**Data lines**
+ + + +

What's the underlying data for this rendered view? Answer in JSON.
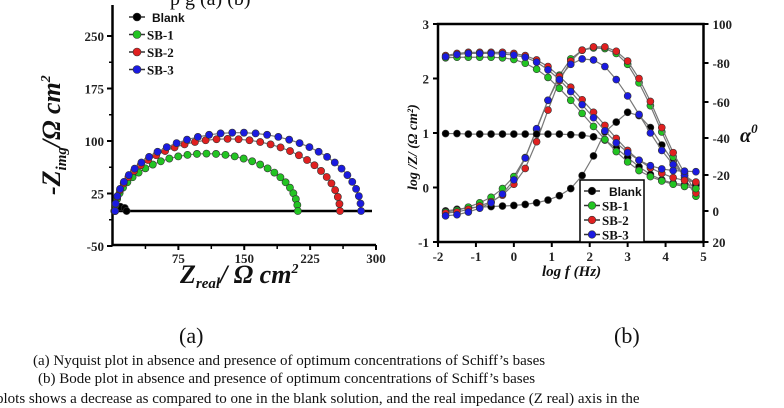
{
  "top_clipped_text": "p                    g (a)        (b)",
  "subfigure_labels": {
    "a": "(a)",
    "b": "(b)"
  },
  "captions": [
    "(a)   Nyquist plot in absence and presence of optimum concentrations of Schiff’s bases",
    "(b)  Bode plot in absence and presence of optimum concentrations of Schiff’s bases"
  ],
  "bottom_clipped_text": "plots shows a decrease as compared to one in the blank solution, and the real impedance (Z real) axis in the",
  "series_colors": {
    "Blank": "#000000",
    "SB-1": "#22c422",
    "SB-2": "#e02020",
    "SB-3": "#1a1ae0"
  },
  "chart_data": [
    {
      "type": "scatter",
      "title": "",
      "subtitle": "Nyquist plot",
      "xlabel_main": "Z",
      "xlabel_sub": "real",
      "xlabel_unit": "/ Ω cm",
      "xlabel_sup": "2",
      "ylabel_prefix": "-Z",
      "ylabel_sub": "img",
      "ylabel_unit": "/Ω cm",
      "ylabel_sup": "2",
      "xlim": [
        0,
        300
      ],
      "ylim": [
        -50,
        290
      ],
      "xticks": [
        75,
        150,
        225,
        300
      ],
      "xtick_labels": [
        "75",
        "150",
        "225",
        "300"
      ],
      "yticks": [
        250,
        175,
        100,
        25,
        -50
      ],
      "ytick_labels": [
        "250",
        "175",
        "100",
        "25",
        "-50"
      ],
      "legend": [
        "Blank",
        "SB-1",
        "SB-2",
        "SB-3"
      ],
      "legend_position": "top-left",
      "series": [
        {
          "name": "Blank",
          "semicircle": {
            "r0": 2,
            "r1": 16,
            "peak": 6
          },
          "points": 4
        },
        {
          "name": "SB-1",
          "semicircle": {
            "r0": 3,
            "r1": 211,
            "peak": 82
          },
          "points": 30
        },
        {
          "name": "SB-2",
          "semicircle": {
            "r0": 3,
            "r1": 259,
            "peak": 103
          },
          "points": 32
        },
        {
          "name": "SB-3",
          "semicircle": {
            "r0": 3,
            "r1": 283,
            "peak": 112
          },
          "points": 33
        }
      ],
      "baseline_y": 0
    },
    {
      "type": "line",
      "subtitle": "Bode plot",
      "xlabel": "log f (Hz)",
      "ylabel": "log /Z/ (Ω cm²)",
      "y2label": "α",
      "y2label_sup": "0",
      "xlim": [
        -2,
        5
      ],
      "ylim": [
        -1,
        3
      ],
      "xticks": [
        -2,
        -1,
        0,
        1,
        2,
        3,
        4,
        5
      ],
      "xtick_labels": [
        "-2",
        "-1",
        "0",
        "1",
        "2",
        "3",
        "4",
        "5"
      ],
      "yticks": [
        3,
        2,
        1,
        0,
        -1
      ],
      "ytick_labels": [
        "3",
        "2",
        "1",
        "0",
        "-1"
      ],
      "y2tick_labels": [
        "100",
        "-80",
        "-60",
        "-40",
        "-20",
        "0",
        "20"
      ],
      "legend": [
        "Blank",
        "SB-1",
        "SB-2",
        "SB-3"
      ],
      "legend_position": "bottom-center",
      "x": [
        -1.8,
        -1.5,
        -1.2,
        -0.9,
        -0.6,
        -0.3,
        0.0,
        0.3,
        0.6,
        0.9,
        1.2,
        1.5,
        1.8,
        2.1,
        2.4,
        2.7,
        3.0,
        3.3,
        3.6,
        3.9,
        4.2,
        4.5,
        4.8
      ],
      "series_logZ": [
        {
          "name": "Blank",
          "values": [
            0.99,
            0.99,
            0.98,
            0.98,
            0.98,
            0.98,
            0.98,
            0.98,
            0.98,
            0.98,
            0.98,
            0.97,
            0.96,
            0.93,
            0.87,
            0.72,
            0.55,
            0.38,
            0.24,
            0.14,
            0.08,
            0.05,
            0.04
          ]
        },
        {
          "name": "SB-1",
          "values": [
            2.38,
            2.39,
            2.39,
            2.39,
            2.39,
            2.38,
            2.35,
            2.28,
            2.17,
            2.02,
            1.82,
            1.6,
            1.36,
            1.12,
            0.88,
            0.66,
            0.47,
            0.31,
            0.2,
            0.12,
            0.06,
            0.02,
            -0.02
          ]
        },
        {
          "name": "SB-2",
          "values": [
            2.42,
            2.46,
            2.48,
            2.48,
            2.48,
            2.48,
            2.46,
            2.42,
            2.34,
            2.22,
            2.04,
            1.84,
            1.61,
            1.38,
            1.14,
            0.9,
            0.68,
            0.5,
            0.36,
            0.26,
            0.18,
            0.13,
            0.1
          ]
        },
        {
          "name": "SB-3",
          "values": [
            2.4,
            2.44,
            2.46,
            2.46,
            2.46,
            2.45,
            2.43,
            2.39,
            2.3,
            2.16,
            1.98,
            1.76,
            1.52,
            1.28,
            1.04,
            0.82,
            0.64,
            0.5,
            0.4,
            0.34,
            0.31,
            0.3,
            0.29
          ]
        }
      ],
      "series_phase_in_logZ_units": [
        {
          "name": "Blank",
          "values": [
            -0.43,
            -0.4,
            -0.37,
            -0.36,
            -0.35,
            -0.34,
            -0.33,
            -0.31,
            -0.28,
            -0.23,
            -0.15,
            -0.02,
            0.22,
            0.58,
            1.02,
            1.2,
            1.38,
            1.32,
            1.1,
            0.78,
            0.48,
            0.22,
            0.05
          ]
        },
        {
          "name": "SB-1",
          "values": [
            -0.45,
            -0.42,
            -0.36,
            -0.28,
            -0.18,
            -0.02,
            0.2,
            0.55,
            1.06,
            1.6,
            2.06,
            2.36,
            2.52,
            2.56,
            2.55,
            2.46,
            2.26,
            1.92,
            1.5,
            1.02,
            0.56,
            0.18,
            -0.16
          ]
        },
        {
          "name": "SB-2",
          "values": [
            -0.47,
            -0.45,
            -0.4,
            -0.34,
            -0.26,
            -0.14,
            0.06,
            0.35,
            0.84,
            1.42,
            1.96,
            2.32,
            2.52,
            2.58,
            2.58,
            2.5,
            2.32,
            2.0,
            1.58,
            1.1,
            0.64,
            0.26,
            -0.1
          ]
        },
        {
          "name": "SB-3",
          "values": [
            -0.52,
            -0.5,
            -0.45,
            -0.38,
            -0.28,
            -0.12,
            0.14,
            0.54,
            1.08,
            1.6,
            2.02,
            2.26,
            2.36,
            2.34,
            2.22,
            1.98,
            1.68,
            1.34,
            1.0,
            0.68,
            0.42,
            0.22,
            0.08
          ]
        }
      ]
    }
  ]
}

+ + + +

**What the task asks**
What is the number of lines in the listing that include the word "Bode"? Give that number and nothing else.

**Solution to this problem**
2